§ Direction: From the material below, list every line containing "America".

§ Input for this task:

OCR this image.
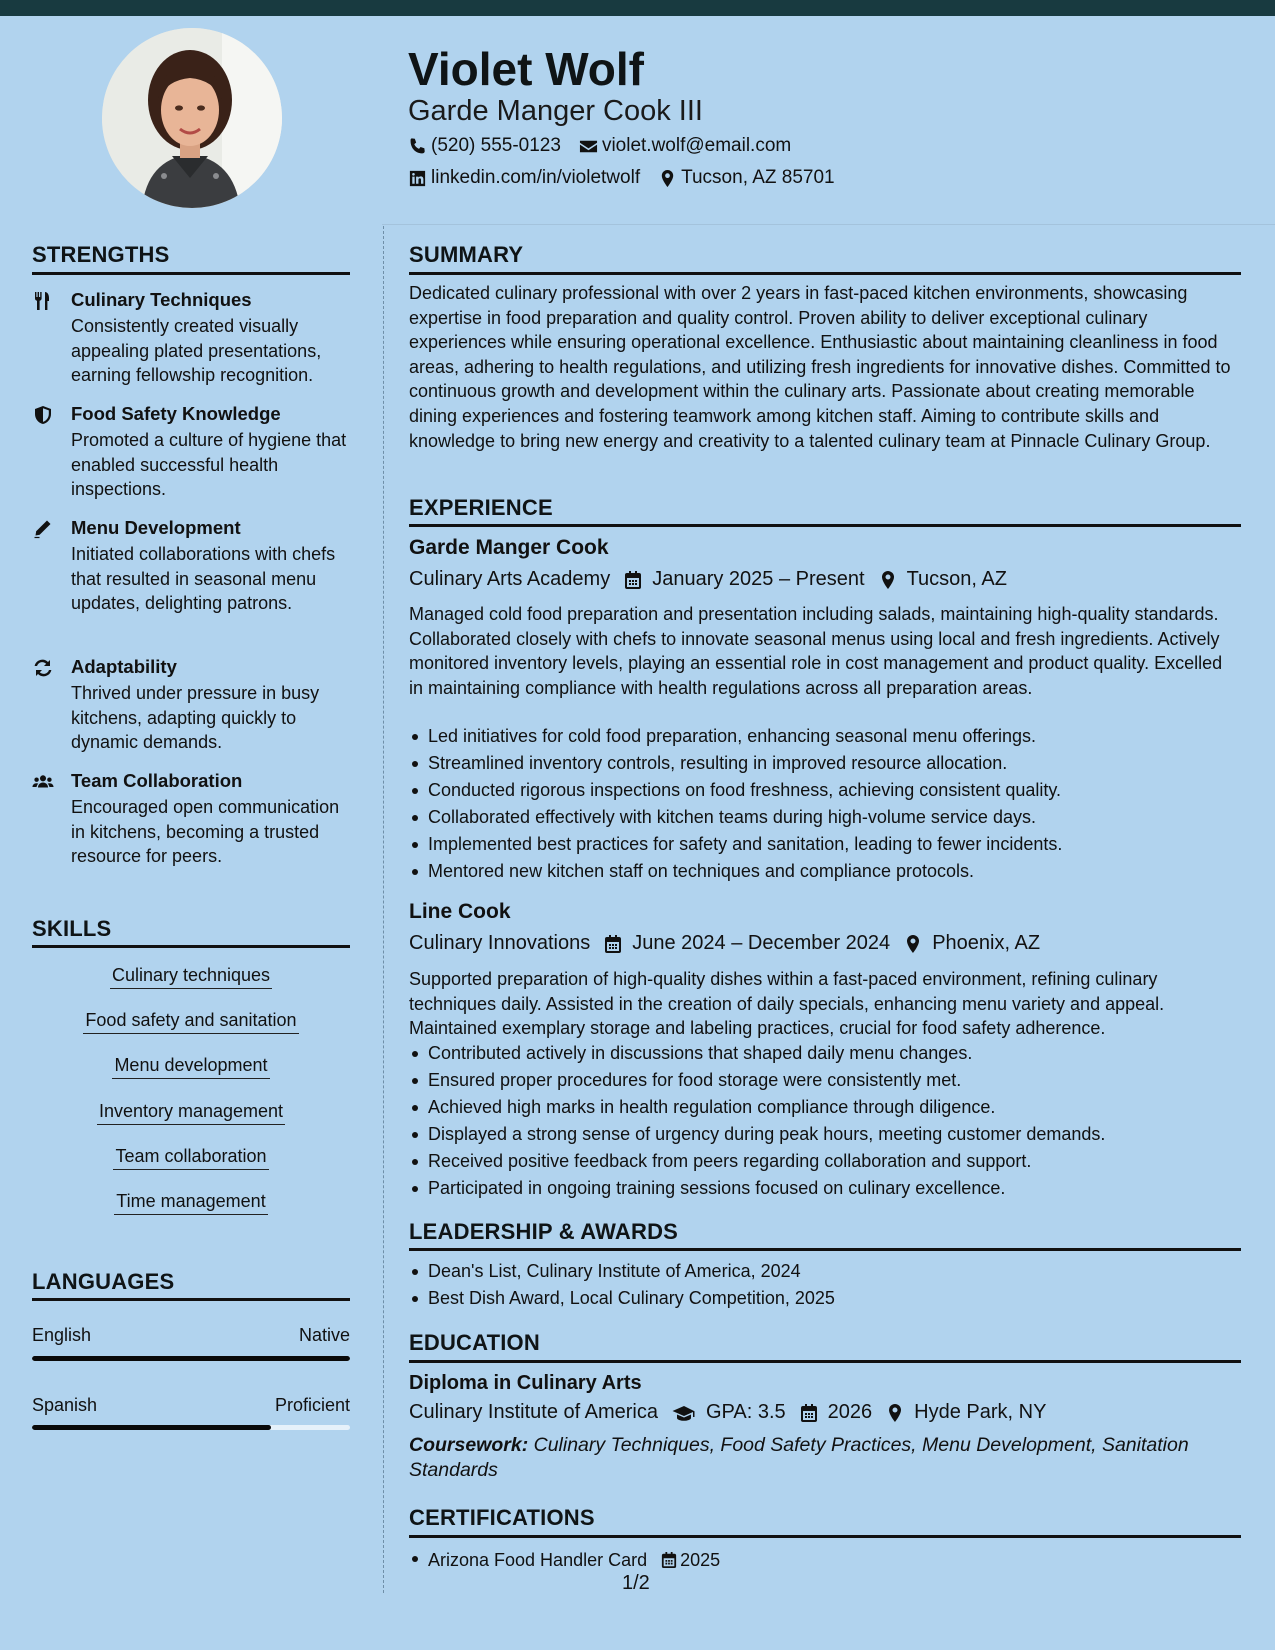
Violet Wolf
Garde Manger Cook III
(520) 555-0123 violet.wolf@email.com
linkedin.com/in/violetwolf Tucson, AZ 85701
STRENGTHS
Culinary Techniques
Consistently created visually appealing plated presentations, earning fellowship recognition.
Food Safety Knowledge
Promoted a culture of hygiene that enabled successful health inspections.
Menu Development
Initiated collaborations with chefs that resulted in seasonal menu updates, delighting patrons.
Adaptability
Thrived under pressure in busy kitchens, adapting quickly to dynamic demands.
Team Collaboration
Encouraged open communication in kitchens, becoming a trusted resource for peers.
SKILLS
Culinary techniques
Food safety and sanitation
Menu development
Inventory management
Team collaboration
Time management
LANGUAGES
English	Native
Spanish	Proficient
SUMMARY
Dedicated culinary professional with over 2 years in fast-paced kitchen environments, showcasing expertise in food preparation and quality control. Proven ability to deliver exceptional culinary experiences while ensuring operational excellence. Enthusiastic about maintaining cleanliness in food areas, adhering to health regulations, and utilizing fresh ingredients for innovative dishes. Committed to continuous growth and development within the culinary arts. Passionate about creating memorable dining experiences and fostering teamwork among kitchen staff. Aiming to contribute skills and knowledge to bring new energy and creativity to a talented culinary team at Pinnacle Culinary Group.
EXPERIENCE
Garde Manger Cook
Culinary Arts Academy January 2025 – Present Tucson, AZ
Managed cold food preparation and presentation including salads, maintaining high-quality standards. Collaborated closely with chefs to innovate seasonal menus using local and fresh ingredients. Actively monitored inventory levels, playing an essential role in cost management and product quality. Excelled in maintaining compliance with health regulations across all preparation areas.
Led initiatives for cold food preparation, enhancing seasonal menu offerings.
Streamlined inventory controls, resulting in improved resource allocation.
Conducted rigorous inspections on food freshness, achieving consistent quality.
Collaborated effectively with kitchen teams during high-volume service days.
Implemented best practices for safety and sanitation, leading to fewer incidents.
Mentored new kitchen staff on techniques and compliance protocols.
Line Cook
Culinary Innovations June 2024 – December 2024 Phoenix, AZ
Supported preparation of high-quality dishes within a fast-paced environment, refining culinary techniques daily. Assisted in the creation of daily specials, enhancing menu variety and appeal. Maintained exemplary storage and labeling practices, crucial for food safety adherence.
Contributed actively in discussions that shaped daily menu changes.
Ensured proper procedures for food storage were consistently met.
Achieved high marks in health regulation compliance through diligence.
Displayed a strong sense of urgency during peak hours, meeting customer demands.
Received positive feedback from peers regarding collaboration and support.
Participated in ongoing training sessions focused on culinary excellence.
LEADERSHIP & AWARDS
Dean's List, Culinary Institute of America, 2024
Best Dish Award, Local Culinary Competition, 2025
EDUCATION
Diploma in Culinary Arts
Culinary Institute of America GPA: 3.5 2026 Hyde Park, NY
Coursework: Culinary Techniques, Food Safety Practices, Menu Development, Sanitation Standards
CERTIFICATIONS
Arizona Food Handler Card 2025
1/2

§ Worked solution:
Dean's List, Culinary Institute of America, 2024
Culinary Institute of America GPA: 3.5 2026 Hyde Park, NY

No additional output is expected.